**GIVEN EXERCISE:** Look through the listing and locate every line containing the word "name"; copy those lines.

▬▬▬▬▬▬▬▬▬▬

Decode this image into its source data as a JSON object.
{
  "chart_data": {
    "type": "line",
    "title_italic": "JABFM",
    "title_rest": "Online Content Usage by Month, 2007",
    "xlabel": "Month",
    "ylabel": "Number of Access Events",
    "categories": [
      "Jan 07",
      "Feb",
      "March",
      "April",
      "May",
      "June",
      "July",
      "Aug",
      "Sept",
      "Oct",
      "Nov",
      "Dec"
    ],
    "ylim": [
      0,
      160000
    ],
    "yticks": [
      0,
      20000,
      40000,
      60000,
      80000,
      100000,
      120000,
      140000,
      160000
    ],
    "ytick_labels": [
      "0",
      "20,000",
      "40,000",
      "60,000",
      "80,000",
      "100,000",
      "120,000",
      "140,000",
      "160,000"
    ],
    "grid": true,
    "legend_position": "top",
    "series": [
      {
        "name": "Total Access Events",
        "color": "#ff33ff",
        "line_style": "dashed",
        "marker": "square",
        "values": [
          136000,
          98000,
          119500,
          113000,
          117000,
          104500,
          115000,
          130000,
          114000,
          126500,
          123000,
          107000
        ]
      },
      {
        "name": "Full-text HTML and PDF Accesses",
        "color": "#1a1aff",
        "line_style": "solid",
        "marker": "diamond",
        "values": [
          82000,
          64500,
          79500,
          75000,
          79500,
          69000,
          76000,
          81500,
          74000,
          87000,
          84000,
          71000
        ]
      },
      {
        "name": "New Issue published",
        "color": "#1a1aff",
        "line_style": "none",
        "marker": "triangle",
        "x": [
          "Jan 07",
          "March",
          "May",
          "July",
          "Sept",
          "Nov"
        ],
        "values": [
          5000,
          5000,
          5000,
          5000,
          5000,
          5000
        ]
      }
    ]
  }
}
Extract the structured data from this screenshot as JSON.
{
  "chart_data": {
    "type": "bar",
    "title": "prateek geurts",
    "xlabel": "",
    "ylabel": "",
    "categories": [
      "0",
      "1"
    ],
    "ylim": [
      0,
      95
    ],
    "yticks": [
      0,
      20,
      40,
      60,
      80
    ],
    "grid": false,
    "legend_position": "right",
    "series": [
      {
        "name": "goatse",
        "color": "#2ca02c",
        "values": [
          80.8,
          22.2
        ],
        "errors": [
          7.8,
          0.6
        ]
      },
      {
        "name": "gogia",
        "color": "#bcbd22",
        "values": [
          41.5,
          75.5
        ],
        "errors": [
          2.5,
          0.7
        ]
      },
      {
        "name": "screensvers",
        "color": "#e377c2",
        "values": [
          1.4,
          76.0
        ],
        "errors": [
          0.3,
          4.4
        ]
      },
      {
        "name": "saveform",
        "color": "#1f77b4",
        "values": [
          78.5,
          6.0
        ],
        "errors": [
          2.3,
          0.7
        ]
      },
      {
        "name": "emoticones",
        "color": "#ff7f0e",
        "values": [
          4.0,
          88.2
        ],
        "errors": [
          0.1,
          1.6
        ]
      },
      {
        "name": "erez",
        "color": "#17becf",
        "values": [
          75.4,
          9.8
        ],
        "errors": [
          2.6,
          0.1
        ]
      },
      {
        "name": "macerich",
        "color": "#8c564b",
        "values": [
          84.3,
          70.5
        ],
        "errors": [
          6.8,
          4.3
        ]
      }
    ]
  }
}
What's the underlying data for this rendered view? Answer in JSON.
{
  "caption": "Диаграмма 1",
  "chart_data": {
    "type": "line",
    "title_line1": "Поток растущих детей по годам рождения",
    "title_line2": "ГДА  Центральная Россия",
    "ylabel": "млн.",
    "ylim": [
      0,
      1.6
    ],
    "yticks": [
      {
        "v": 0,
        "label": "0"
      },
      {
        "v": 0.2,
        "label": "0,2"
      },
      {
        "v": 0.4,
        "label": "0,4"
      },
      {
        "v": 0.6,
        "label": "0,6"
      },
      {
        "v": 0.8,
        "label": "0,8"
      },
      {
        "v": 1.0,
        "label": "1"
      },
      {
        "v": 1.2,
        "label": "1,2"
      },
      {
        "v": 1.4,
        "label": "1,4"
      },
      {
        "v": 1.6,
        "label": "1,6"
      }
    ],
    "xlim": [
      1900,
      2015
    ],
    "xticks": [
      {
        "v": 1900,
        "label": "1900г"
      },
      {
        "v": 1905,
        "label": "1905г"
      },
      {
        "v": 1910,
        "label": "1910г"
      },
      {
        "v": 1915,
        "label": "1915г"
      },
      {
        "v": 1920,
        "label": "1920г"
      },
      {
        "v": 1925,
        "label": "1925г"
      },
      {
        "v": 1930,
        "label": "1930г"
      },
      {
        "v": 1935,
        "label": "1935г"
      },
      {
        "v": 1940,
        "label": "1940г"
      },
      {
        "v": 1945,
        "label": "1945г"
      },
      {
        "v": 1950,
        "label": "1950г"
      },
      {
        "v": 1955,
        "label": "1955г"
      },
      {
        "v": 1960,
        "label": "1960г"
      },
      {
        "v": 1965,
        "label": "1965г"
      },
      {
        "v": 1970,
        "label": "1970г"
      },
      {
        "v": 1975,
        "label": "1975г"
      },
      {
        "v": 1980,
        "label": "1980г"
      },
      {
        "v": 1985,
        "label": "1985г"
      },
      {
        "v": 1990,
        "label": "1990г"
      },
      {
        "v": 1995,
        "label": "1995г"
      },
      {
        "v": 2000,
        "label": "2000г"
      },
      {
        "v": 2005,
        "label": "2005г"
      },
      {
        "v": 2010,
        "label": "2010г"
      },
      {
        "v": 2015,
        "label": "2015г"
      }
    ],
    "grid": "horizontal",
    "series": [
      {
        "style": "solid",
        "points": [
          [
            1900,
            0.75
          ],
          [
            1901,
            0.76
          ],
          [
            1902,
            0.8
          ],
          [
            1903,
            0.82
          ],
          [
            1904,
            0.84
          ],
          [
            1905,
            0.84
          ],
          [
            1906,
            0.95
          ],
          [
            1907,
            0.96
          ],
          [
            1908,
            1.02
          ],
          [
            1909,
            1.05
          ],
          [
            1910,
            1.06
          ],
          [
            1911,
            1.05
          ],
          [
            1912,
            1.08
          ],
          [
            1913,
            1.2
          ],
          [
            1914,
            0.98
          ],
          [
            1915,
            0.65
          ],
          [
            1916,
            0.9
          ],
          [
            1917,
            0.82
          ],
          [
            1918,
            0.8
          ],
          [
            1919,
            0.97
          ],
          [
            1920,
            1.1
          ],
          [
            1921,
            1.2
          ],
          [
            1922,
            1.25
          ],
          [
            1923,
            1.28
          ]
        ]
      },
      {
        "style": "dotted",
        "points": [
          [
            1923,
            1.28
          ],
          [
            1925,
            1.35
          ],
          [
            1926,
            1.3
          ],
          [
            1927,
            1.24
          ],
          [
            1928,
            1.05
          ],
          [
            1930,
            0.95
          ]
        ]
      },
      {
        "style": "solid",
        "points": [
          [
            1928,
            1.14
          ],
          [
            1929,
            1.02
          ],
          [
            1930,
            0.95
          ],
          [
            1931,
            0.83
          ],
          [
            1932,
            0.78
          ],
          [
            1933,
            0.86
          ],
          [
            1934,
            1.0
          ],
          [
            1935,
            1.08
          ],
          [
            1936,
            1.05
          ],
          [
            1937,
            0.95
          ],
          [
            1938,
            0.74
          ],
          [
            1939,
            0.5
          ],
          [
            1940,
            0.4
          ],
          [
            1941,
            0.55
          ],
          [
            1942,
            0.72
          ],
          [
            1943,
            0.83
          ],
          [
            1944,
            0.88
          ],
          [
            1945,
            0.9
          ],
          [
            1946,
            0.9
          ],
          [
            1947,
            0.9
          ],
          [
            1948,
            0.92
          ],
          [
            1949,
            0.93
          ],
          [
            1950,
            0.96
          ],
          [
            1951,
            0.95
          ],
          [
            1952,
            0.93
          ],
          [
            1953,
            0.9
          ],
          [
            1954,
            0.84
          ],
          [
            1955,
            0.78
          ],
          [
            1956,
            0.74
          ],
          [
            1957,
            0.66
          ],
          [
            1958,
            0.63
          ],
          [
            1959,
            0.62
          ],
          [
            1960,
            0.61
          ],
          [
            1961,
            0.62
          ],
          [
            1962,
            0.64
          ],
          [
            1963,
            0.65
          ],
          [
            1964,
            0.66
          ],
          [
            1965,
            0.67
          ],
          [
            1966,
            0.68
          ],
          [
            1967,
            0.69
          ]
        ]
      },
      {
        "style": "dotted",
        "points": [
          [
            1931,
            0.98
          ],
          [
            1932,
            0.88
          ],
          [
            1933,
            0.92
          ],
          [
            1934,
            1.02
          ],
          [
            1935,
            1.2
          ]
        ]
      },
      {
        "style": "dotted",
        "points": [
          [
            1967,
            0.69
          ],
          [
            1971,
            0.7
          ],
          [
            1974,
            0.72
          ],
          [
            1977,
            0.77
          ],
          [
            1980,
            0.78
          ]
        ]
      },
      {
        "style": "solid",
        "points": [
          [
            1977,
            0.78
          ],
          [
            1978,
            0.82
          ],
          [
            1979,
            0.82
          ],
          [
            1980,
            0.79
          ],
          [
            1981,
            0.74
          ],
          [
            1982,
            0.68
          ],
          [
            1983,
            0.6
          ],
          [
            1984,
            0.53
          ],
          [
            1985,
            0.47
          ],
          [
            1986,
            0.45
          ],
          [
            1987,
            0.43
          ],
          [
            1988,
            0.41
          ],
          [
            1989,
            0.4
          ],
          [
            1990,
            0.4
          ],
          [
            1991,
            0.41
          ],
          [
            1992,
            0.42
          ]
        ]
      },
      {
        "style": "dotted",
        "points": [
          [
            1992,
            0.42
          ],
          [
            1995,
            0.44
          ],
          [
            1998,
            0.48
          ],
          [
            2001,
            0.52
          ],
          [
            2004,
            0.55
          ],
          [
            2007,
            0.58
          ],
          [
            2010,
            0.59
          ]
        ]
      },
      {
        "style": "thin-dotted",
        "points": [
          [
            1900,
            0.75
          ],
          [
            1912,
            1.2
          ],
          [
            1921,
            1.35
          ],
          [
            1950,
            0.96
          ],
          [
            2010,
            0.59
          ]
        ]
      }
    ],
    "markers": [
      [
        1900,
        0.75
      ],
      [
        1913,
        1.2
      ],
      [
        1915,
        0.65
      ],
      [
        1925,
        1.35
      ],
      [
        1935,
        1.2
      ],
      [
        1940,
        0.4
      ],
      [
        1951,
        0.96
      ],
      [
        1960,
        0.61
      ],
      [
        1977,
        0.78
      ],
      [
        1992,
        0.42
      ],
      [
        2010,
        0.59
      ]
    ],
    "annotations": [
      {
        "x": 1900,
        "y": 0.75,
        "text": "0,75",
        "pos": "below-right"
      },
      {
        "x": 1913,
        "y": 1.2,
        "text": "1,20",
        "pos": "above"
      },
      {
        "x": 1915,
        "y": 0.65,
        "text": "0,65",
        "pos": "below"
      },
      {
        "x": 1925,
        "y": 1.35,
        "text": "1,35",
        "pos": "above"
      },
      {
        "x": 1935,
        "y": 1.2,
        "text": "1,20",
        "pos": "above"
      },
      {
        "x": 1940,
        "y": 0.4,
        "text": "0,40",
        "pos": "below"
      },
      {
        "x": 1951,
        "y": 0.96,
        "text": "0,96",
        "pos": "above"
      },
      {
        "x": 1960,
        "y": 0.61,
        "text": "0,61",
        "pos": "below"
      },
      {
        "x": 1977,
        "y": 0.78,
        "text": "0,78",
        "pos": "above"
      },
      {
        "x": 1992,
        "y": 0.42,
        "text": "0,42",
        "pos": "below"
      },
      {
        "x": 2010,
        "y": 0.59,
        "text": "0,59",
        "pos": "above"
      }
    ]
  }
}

▬▬▬▬▬▬▬▬▬▬

**ANSWER:**
        "name": "Total Access Events",
        "name": "Full-text HTML and PDF Accesses",
        "name": "New Issue published",
        "name": "goatse",
        "name": "gogia",
        "name": "screensvers",
        "name": "saveform",
        "name": "emoticones",
        "name": "erez",
        "name": "macerich",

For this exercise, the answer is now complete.